Pull each line containing "Period" out of the data and copy it.

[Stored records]
☆ ☆ ☆ ☆
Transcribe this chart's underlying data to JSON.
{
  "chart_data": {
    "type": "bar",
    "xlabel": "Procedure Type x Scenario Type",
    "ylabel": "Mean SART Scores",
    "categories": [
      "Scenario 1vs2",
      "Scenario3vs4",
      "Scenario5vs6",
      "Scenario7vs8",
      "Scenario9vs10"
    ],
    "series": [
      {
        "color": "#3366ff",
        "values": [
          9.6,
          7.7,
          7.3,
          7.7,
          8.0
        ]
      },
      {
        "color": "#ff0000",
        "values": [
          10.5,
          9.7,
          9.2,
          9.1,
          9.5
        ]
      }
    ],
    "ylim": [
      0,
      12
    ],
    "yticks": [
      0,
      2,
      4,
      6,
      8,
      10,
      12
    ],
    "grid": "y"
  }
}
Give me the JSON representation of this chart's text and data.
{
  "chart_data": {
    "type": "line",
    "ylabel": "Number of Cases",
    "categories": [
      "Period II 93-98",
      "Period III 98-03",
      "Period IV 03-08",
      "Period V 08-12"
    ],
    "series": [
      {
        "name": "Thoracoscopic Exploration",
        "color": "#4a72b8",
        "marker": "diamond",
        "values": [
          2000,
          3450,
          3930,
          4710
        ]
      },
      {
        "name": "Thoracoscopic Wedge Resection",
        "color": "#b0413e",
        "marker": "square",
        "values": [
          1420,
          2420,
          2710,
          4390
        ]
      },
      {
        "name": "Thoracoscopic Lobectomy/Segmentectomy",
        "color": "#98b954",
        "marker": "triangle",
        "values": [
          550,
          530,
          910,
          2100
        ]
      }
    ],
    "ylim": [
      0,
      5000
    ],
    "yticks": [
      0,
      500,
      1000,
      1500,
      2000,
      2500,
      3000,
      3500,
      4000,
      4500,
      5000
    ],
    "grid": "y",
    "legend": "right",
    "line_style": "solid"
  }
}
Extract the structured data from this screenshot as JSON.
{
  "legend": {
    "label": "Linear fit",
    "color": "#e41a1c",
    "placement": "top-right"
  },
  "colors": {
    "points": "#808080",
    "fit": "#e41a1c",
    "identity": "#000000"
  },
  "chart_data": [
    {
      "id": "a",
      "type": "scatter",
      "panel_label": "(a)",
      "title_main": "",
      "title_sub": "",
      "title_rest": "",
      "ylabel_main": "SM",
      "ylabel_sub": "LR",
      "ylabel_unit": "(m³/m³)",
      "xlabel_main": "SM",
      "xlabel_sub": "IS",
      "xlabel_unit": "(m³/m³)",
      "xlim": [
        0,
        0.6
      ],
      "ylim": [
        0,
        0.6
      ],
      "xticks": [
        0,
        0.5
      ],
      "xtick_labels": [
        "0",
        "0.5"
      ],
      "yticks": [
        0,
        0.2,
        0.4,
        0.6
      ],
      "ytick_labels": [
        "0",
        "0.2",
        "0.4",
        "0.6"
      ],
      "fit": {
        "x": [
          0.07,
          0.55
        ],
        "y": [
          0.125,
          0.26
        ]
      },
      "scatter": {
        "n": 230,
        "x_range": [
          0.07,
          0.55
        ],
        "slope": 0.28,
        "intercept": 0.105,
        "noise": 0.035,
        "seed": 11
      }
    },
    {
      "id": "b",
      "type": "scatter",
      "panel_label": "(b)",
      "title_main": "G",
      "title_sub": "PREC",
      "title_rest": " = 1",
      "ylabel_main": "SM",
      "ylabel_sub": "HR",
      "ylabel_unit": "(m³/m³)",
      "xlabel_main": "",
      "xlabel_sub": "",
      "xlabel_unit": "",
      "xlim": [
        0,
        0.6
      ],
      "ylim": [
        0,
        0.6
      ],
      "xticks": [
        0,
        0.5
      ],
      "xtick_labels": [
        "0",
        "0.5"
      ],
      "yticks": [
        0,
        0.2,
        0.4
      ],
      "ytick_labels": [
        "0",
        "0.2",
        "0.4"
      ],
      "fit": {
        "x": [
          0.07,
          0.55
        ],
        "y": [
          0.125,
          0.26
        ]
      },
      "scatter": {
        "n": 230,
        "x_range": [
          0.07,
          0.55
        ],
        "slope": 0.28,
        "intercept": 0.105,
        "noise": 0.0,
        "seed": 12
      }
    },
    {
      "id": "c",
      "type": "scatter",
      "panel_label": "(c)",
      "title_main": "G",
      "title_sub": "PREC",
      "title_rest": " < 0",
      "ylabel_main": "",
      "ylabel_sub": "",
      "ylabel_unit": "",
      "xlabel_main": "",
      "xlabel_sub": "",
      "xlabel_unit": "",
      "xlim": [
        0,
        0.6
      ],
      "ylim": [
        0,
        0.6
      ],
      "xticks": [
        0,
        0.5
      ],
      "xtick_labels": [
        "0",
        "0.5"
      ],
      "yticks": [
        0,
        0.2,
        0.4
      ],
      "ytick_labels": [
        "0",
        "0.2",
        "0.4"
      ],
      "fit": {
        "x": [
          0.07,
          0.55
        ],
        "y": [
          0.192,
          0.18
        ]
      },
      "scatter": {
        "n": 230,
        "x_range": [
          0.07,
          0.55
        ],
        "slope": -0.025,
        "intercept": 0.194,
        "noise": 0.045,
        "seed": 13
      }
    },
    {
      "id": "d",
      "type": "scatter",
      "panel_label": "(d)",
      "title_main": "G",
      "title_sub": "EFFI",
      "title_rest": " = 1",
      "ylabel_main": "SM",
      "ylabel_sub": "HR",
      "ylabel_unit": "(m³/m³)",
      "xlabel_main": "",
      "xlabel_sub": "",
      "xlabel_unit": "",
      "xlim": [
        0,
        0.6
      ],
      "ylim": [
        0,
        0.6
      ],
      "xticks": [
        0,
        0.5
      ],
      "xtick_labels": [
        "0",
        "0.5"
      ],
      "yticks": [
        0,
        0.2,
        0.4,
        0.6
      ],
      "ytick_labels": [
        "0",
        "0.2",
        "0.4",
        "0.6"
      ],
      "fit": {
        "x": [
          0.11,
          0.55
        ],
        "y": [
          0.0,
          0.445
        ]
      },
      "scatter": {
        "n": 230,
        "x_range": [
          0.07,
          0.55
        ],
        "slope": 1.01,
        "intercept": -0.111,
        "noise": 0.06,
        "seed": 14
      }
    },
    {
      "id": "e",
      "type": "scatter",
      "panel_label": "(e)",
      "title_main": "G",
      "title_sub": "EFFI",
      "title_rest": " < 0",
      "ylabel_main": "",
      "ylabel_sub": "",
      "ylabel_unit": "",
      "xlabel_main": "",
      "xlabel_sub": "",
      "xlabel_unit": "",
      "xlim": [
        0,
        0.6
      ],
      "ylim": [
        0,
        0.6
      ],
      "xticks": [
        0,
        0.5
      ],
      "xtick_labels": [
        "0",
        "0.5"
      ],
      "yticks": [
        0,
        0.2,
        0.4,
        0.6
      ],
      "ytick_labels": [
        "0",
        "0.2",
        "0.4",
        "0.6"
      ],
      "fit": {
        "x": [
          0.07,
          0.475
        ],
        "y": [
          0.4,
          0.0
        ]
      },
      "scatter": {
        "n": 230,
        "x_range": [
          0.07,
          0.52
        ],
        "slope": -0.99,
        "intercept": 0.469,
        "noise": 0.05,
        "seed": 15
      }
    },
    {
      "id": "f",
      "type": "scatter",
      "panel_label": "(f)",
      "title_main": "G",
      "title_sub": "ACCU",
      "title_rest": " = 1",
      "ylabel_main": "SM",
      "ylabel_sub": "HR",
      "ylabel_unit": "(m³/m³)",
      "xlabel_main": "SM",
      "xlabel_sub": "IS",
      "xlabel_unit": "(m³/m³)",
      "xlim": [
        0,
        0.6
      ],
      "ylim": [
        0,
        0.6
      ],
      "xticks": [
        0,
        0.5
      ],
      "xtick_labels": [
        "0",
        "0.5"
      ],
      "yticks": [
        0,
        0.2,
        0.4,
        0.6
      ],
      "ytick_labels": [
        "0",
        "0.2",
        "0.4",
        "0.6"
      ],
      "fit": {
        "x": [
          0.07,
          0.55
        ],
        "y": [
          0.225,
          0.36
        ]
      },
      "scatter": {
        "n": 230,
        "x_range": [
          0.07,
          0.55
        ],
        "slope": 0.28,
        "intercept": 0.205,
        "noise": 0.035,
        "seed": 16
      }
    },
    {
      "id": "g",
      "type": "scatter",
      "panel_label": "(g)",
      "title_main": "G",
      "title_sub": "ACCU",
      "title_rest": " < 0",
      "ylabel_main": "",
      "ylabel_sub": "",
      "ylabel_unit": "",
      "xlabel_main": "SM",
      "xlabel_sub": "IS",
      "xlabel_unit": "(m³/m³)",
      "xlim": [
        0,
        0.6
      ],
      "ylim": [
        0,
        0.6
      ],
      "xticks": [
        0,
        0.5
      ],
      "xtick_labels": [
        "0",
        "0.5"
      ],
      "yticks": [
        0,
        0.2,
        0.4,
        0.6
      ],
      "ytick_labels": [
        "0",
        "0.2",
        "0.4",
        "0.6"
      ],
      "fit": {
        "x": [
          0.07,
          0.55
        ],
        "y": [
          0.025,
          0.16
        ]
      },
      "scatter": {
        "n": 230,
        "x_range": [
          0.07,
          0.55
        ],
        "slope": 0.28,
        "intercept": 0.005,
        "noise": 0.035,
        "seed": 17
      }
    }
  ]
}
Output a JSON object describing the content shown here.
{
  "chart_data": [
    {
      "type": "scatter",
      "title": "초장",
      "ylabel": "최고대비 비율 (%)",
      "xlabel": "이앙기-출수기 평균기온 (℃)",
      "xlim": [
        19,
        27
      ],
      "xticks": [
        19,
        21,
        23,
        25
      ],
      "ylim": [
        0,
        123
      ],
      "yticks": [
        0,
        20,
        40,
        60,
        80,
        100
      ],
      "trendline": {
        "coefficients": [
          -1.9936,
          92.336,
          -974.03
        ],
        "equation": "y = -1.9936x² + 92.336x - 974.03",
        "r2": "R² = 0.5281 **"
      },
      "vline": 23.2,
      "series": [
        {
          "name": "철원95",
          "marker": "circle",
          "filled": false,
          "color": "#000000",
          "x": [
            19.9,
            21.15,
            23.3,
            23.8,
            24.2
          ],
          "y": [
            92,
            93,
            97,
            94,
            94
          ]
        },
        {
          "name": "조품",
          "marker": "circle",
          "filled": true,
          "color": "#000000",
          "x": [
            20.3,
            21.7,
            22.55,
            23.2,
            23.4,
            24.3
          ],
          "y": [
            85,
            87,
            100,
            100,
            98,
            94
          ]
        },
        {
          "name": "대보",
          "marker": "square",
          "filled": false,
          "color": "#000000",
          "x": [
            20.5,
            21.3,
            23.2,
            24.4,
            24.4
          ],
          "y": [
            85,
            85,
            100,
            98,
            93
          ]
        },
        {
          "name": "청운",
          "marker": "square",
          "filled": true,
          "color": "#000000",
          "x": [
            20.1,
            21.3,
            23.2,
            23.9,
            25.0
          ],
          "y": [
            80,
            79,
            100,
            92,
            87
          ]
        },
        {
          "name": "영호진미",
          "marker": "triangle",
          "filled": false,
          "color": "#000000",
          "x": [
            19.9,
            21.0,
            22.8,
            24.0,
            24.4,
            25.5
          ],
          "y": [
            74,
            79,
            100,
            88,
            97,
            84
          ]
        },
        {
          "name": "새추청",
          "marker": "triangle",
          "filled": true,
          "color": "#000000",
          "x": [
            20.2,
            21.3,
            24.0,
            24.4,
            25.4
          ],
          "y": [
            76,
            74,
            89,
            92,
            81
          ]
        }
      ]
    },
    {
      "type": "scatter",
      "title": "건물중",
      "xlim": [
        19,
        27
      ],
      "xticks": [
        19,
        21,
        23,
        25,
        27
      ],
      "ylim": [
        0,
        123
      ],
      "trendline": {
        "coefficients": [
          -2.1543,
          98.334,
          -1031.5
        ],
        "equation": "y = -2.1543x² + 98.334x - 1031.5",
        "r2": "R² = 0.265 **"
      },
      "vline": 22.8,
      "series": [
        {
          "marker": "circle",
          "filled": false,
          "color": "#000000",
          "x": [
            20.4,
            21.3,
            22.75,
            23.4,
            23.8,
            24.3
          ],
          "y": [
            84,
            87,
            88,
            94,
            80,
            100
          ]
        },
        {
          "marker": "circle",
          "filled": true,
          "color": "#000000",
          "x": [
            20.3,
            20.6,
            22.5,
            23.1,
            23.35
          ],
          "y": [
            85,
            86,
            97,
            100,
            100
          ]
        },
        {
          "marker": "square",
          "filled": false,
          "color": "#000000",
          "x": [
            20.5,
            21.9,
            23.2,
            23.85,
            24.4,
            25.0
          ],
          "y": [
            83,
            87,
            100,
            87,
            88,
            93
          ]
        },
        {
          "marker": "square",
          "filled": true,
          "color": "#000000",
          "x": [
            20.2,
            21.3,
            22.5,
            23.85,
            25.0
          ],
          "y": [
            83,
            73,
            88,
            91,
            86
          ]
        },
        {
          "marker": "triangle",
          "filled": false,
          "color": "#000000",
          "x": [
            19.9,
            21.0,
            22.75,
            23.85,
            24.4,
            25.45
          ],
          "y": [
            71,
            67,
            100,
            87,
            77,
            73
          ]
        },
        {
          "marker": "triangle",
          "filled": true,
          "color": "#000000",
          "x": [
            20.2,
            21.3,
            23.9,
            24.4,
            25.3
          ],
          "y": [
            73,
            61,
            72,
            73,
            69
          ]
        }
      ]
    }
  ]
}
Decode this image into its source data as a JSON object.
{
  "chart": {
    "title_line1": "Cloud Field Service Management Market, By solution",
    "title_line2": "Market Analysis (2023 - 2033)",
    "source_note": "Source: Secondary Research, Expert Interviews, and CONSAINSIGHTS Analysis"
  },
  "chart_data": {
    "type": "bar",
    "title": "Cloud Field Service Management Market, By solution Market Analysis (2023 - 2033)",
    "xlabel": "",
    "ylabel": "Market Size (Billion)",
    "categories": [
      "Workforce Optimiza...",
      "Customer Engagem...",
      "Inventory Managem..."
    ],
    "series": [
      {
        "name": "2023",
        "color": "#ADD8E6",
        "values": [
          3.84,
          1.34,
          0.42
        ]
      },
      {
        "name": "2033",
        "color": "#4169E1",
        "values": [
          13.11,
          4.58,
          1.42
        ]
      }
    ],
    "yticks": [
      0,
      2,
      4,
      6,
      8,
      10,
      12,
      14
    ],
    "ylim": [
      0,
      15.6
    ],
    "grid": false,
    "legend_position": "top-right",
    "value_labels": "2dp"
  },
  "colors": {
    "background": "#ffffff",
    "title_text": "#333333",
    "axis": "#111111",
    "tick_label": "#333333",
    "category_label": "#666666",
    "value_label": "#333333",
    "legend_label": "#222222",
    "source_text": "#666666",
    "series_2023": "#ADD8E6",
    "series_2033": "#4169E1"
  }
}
☆ ☆ ☆ ☆
• [Reply to the exercise]:
      "Period II 93-98",
      "Period III 98-03",
      "Period IV 03-08",
      "Period V 08-12"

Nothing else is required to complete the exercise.